### PROVIDED ENTRIES ###
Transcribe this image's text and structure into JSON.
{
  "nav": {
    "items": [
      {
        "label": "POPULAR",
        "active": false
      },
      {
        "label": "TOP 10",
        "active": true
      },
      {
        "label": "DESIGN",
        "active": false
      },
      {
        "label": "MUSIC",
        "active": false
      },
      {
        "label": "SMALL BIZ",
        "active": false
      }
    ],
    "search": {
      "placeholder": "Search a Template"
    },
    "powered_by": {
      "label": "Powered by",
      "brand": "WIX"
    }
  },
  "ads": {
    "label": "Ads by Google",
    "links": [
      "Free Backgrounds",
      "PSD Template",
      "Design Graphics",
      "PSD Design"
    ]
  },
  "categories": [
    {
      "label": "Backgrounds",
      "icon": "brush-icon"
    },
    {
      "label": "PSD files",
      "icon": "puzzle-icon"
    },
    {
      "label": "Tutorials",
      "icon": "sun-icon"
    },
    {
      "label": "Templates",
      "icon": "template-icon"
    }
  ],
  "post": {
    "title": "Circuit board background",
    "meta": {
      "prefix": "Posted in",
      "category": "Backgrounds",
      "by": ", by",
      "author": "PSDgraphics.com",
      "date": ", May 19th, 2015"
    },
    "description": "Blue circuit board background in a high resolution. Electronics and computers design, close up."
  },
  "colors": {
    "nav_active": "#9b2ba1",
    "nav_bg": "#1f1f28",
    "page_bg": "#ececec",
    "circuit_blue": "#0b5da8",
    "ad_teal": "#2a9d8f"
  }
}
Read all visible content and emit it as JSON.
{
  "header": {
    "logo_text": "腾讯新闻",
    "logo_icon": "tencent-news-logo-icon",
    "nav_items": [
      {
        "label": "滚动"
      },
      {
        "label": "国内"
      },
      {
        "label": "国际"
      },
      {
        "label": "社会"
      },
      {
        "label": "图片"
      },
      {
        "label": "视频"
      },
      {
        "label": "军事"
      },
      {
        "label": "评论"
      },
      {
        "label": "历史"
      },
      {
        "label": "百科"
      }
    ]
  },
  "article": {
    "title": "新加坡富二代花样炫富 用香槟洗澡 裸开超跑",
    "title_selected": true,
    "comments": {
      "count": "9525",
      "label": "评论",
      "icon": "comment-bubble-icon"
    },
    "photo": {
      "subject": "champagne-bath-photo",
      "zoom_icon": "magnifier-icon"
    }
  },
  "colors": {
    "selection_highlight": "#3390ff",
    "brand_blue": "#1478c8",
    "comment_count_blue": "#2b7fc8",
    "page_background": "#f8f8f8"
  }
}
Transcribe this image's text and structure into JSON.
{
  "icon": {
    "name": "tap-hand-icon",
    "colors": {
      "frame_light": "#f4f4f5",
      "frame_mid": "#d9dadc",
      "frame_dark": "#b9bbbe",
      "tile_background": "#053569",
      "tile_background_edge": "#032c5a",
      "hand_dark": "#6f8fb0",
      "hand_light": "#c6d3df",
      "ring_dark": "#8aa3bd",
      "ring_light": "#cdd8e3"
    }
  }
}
###
> **GIVEN INSTRUCTION**
For each line in the data above that contains the string "Backgrounds", extract the line.

> **SOLUTION**
      "Free Backgrounds",
      "label": "Backgrounds",
      "category": "Backgrounds",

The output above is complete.